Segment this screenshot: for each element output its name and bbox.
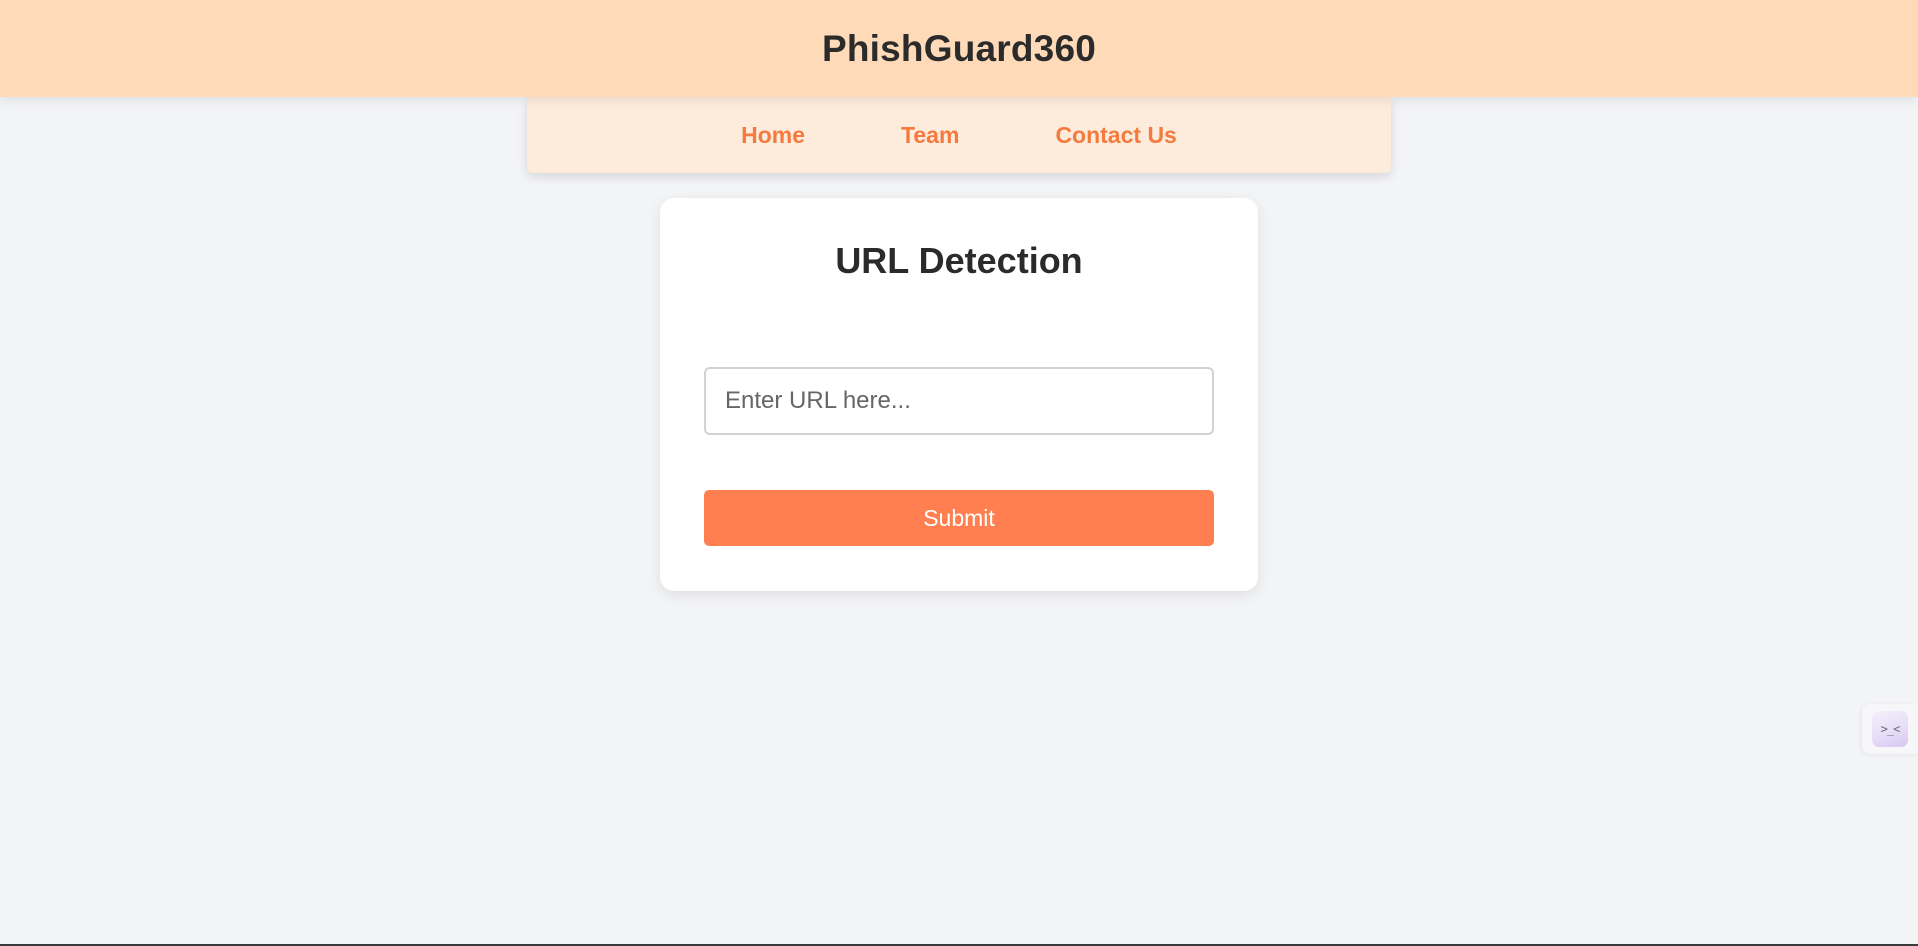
submit-button[interactable]: Submit xyxy=(704,490,1214,546)
main-nav: Home Team Contact Us xyxy=(527,97,1391,173)
card-title: URL Detection xyxy=(835,240,1083,281)
assistant-face-icon: >_< xyxy=(1872,711,1908,747)
nav-link-contact-us[interactable]: Contact Us xyxy=(1055,122,1176,149)
url-detection-card: URL Detection Submit xyxy=(660,198,1258,591)
floating-assistant-widget[interactable]: >_< xyxy=(1862,704,1918,754)
nav-link-home[interactable]: Home xyxy=(741,122,805,149)
site-header: PhishGuard360 xyxy=(0,0,1918,97)
nav-link-team[interactable]: Team xyxy=(901,122,959,149)
url-input[interactable] xyxy=(704,367,1214,435)
site-title: PhishGuard360 xyxy=(821,27,1097,69)
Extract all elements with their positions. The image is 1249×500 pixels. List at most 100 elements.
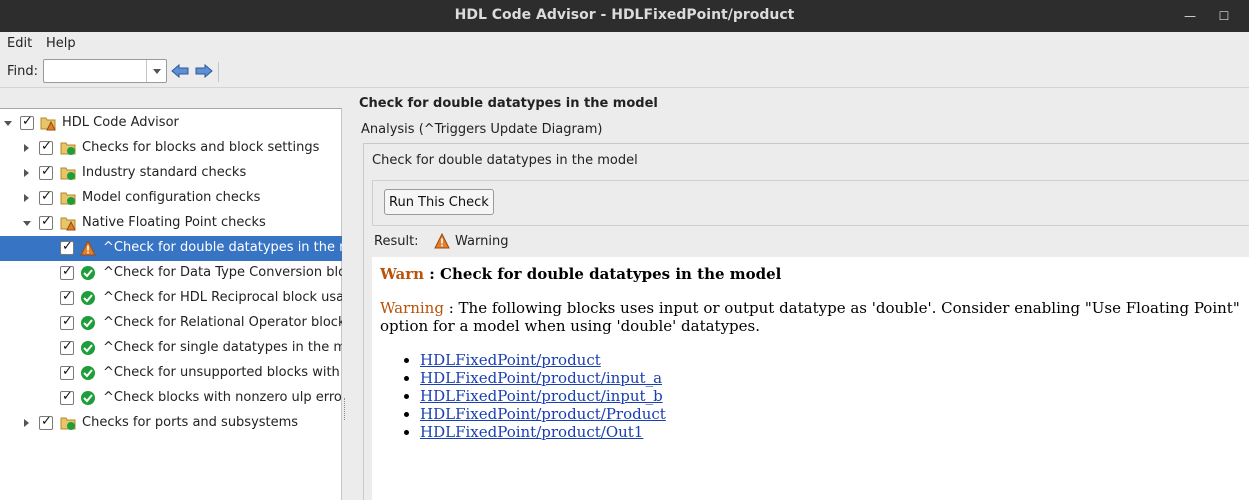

Problem description
Could you reproduce all of the data above word for word, leaving out the pictures?

Result of the exercise
Segment this screenshot: for each element output its name and bbox.
submit-button[interactable]: Submit xyxy=(704,490,1214,546)
main-nav: Home Team Contact Us xyxy=(527,97,1391,173)
card-title: URL Detection xyxy=(835,240,1083,281)
assistant-face-icon: >_< xyxy=(1872,711,1908,747)
nav-link-contact-us[interactable]: Contact Us xyxy=(1055,122,1176,149)
url-detection-card: URL Detection Submit xyxy=(660,198,1258,591)
floating-assistant-widget[interactable]: >_< xyxy=(1862,704,1918,754)
nav-link-home[interactable]: Home xyxy=(741,122,805,149)
site-header: PhishGuard360 xyxy=(0,0,1918,97)
nav-link-team[interactable]: Team xyxy=(901,122,959,149)
url-input[interactable] xyxy=(704,367,1214,435)
site-title: PhishGuard360 xyxy=(821,27,1097,69)
Extract all elements with their positions. The image is 1249×500 pixels. List at most 100 elements.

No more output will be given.